A run of records
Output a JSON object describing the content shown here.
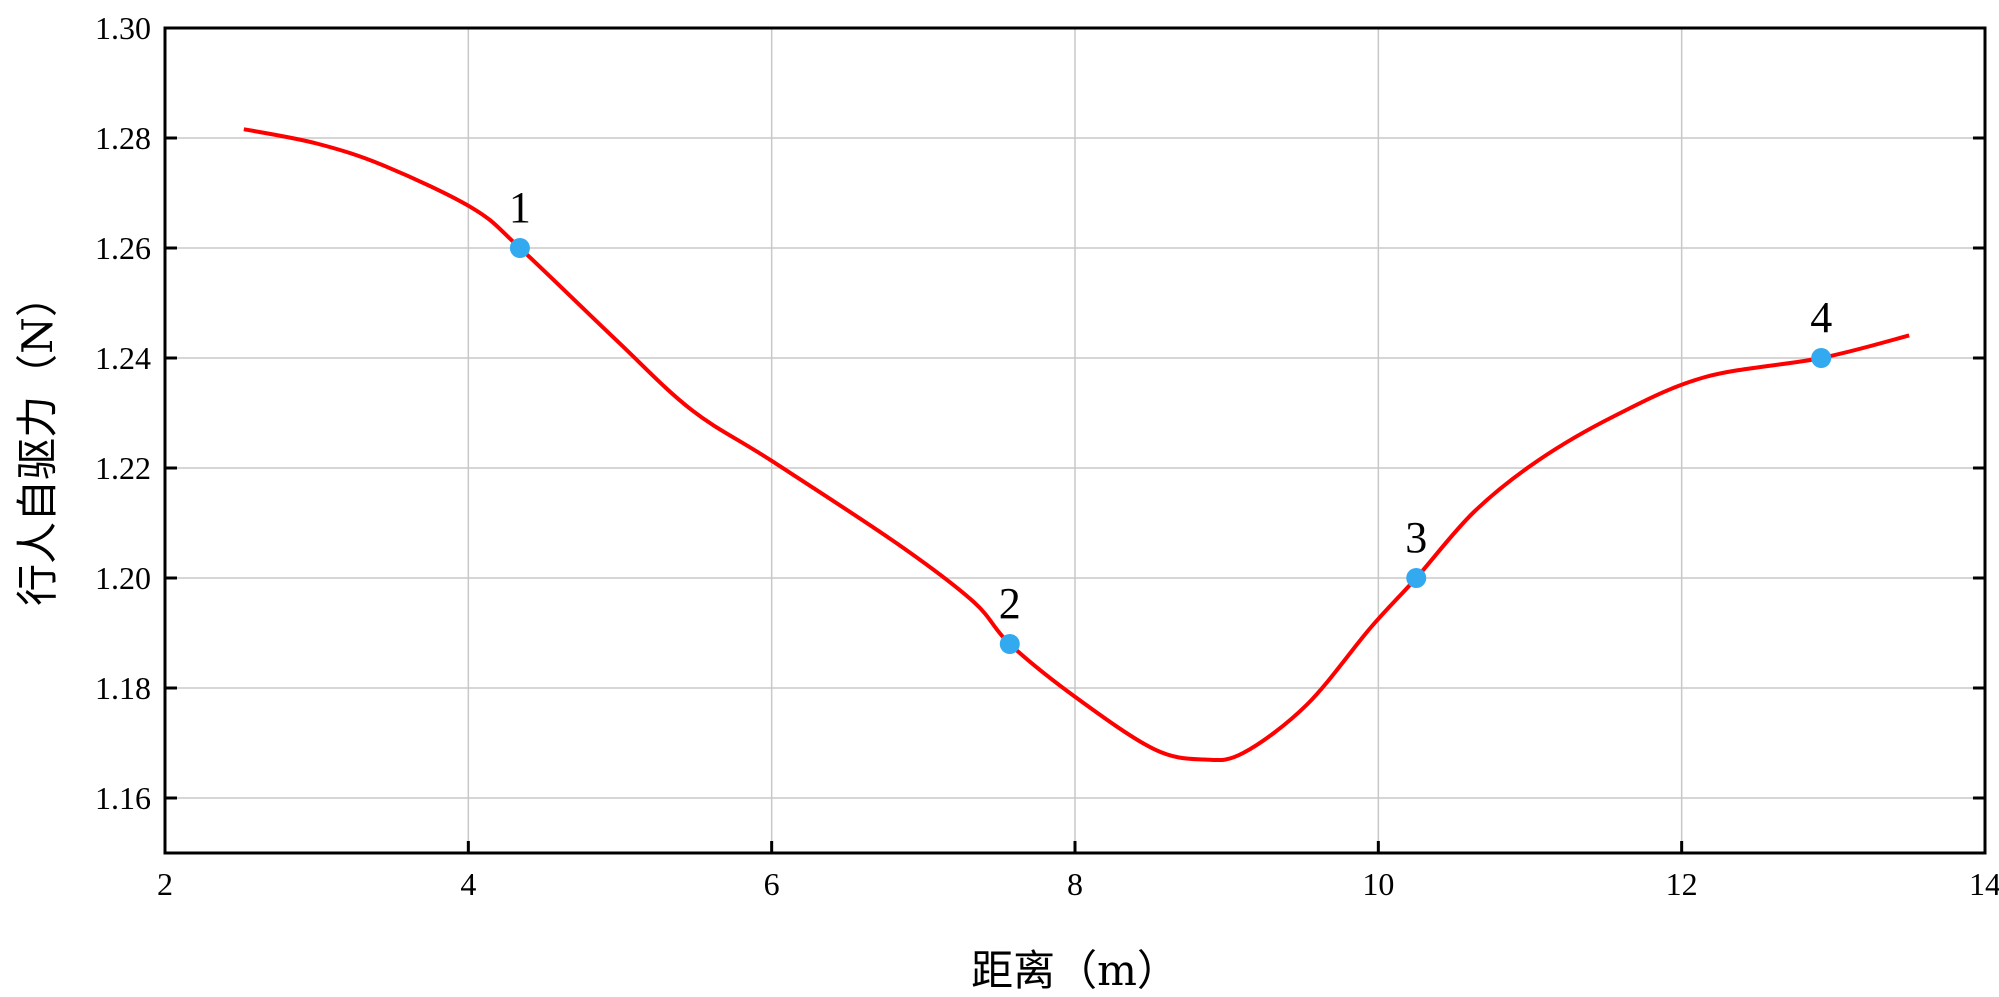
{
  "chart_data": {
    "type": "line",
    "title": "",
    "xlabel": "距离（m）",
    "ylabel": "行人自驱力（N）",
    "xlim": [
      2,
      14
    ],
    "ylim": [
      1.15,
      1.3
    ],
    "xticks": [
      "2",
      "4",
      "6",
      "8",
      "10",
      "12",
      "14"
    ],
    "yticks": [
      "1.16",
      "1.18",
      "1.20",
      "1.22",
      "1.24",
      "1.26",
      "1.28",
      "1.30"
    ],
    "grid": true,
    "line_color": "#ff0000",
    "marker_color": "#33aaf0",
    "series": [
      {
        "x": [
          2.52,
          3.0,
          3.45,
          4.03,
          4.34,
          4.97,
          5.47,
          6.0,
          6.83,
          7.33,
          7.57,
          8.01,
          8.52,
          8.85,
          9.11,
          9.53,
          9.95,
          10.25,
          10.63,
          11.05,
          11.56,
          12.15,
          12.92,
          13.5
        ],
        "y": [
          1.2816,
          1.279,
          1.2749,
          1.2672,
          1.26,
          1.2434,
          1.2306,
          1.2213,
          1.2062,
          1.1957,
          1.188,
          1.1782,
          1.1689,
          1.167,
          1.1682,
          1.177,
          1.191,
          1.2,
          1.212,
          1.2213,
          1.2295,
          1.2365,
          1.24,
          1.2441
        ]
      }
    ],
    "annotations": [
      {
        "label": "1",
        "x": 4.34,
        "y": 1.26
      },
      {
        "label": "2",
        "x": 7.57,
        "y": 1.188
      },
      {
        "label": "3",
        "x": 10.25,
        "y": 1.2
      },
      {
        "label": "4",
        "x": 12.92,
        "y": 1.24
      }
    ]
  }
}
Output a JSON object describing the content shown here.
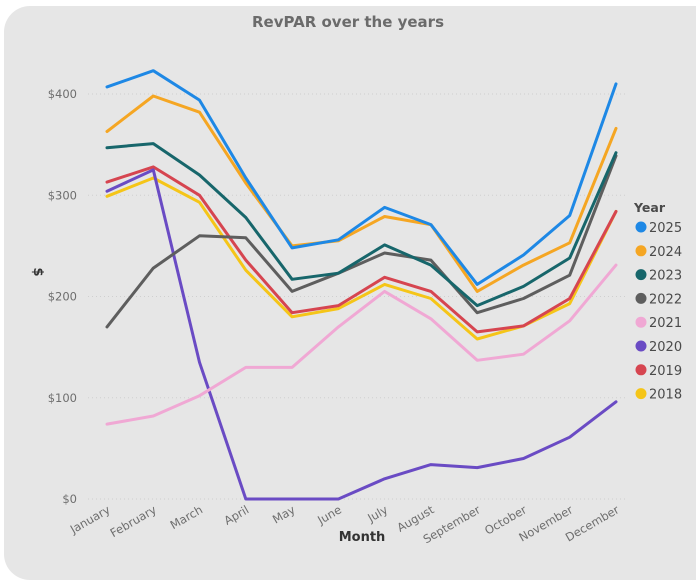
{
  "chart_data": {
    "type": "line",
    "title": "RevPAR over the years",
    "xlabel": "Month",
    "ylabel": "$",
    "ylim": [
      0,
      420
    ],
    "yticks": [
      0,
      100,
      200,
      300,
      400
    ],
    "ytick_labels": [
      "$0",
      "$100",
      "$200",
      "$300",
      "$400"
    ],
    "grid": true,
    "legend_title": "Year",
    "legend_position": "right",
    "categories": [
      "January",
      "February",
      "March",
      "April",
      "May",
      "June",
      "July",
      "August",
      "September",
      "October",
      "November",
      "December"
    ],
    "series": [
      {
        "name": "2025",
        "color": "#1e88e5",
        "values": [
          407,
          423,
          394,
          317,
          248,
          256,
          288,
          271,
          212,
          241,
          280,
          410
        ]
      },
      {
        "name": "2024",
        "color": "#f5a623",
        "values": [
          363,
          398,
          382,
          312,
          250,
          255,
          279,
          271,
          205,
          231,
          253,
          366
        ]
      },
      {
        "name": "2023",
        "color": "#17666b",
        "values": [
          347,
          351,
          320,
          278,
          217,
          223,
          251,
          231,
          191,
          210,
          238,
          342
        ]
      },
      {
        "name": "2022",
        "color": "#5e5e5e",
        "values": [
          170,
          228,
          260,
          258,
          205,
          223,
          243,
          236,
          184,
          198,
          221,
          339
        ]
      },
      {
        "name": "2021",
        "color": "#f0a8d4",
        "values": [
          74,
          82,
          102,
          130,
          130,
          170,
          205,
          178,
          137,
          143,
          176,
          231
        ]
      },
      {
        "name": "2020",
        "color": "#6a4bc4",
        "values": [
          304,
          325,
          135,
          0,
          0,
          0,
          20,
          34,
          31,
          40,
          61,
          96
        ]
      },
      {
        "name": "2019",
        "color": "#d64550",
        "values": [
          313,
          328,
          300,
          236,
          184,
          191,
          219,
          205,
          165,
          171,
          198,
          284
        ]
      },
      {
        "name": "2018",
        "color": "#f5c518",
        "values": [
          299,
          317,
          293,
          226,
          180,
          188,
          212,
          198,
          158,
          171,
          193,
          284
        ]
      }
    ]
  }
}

* Task to complete *
Give the number of lines in the entries that include the string "name", and nothing more.

* Exercise solution *
8